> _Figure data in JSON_
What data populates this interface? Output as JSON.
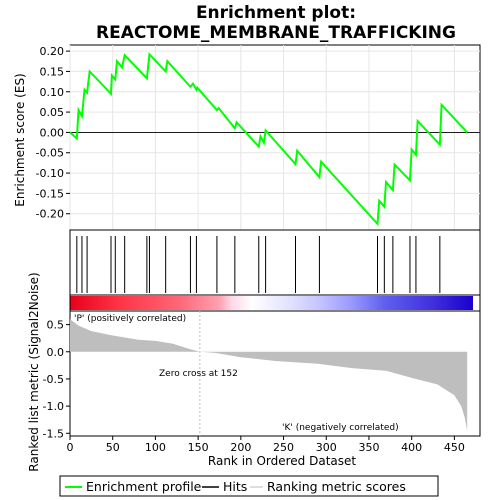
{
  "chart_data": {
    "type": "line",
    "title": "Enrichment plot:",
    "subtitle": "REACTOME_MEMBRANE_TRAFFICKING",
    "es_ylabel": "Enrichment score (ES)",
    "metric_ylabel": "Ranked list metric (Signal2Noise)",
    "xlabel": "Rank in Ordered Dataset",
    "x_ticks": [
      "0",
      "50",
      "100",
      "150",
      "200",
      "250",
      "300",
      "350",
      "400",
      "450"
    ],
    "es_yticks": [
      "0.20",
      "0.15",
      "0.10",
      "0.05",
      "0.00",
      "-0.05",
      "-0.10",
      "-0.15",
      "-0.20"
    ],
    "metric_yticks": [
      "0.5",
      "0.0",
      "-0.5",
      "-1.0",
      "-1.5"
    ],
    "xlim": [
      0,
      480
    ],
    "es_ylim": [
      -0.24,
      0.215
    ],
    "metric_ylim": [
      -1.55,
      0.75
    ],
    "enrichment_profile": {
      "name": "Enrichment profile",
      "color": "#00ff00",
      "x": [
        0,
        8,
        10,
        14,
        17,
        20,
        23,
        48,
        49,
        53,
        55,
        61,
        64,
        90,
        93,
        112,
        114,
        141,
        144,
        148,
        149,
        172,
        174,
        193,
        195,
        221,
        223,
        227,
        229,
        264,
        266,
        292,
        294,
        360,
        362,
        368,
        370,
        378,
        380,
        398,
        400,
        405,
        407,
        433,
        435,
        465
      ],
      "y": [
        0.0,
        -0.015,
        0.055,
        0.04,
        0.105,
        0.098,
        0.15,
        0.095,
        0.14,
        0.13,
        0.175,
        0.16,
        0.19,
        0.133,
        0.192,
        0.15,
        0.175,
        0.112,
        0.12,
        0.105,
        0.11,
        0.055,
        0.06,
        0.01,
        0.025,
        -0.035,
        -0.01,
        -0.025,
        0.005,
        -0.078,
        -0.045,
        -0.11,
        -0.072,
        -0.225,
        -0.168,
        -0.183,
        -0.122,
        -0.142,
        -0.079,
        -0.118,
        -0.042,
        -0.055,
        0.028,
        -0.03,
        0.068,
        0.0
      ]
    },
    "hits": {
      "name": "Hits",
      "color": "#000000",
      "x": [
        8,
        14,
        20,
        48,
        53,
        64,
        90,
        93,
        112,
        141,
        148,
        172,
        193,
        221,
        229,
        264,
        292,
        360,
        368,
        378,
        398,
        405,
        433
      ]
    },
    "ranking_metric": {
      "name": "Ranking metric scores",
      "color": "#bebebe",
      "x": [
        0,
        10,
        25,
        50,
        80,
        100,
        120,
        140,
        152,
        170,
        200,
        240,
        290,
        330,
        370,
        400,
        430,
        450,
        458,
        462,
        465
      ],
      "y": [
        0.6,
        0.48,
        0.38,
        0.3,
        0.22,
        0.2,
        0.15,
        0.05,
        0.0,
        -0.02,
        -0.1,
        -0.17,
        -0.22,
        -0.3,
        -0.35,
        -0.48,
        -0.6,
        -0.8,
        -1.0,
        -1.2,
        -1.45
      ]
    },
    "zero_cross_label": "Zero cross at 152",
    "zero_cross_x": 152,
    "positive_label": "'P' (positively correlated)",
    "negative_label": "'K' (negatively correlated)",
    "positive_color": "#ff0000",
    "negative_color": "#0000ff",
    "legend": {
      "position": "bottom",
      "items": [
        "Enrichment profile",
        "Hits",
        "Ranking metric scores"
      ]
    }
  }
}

--

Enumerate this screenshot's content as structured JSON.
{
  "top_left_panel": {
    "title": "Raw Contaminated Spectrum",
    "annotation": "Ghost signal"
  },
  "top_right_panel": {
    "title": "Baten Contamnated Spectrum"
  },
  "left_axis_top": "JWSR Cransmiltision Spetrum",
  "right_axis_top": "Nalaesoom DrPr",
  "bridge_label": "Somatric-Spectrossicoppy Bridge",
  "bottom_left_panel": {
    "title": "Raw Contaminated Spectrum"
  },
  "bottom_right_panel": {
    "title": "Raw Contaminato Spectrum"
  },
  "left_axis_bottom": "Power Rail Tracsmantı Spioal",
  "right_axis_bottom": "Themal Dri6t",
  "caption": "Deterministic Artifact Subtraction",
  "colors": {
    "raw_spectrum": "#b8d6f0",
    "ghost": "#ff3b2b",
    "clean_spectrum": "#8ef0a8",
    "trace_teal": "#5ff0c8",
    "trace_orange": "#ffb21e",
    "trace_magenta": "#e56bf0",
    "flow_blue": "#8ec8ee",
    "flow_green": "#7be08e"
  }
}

> _OBJECTIVE_
Of the lines in the data, how many hold the string "scores"? State the number, nothing else.

> _EXERCISE ANSWER_
2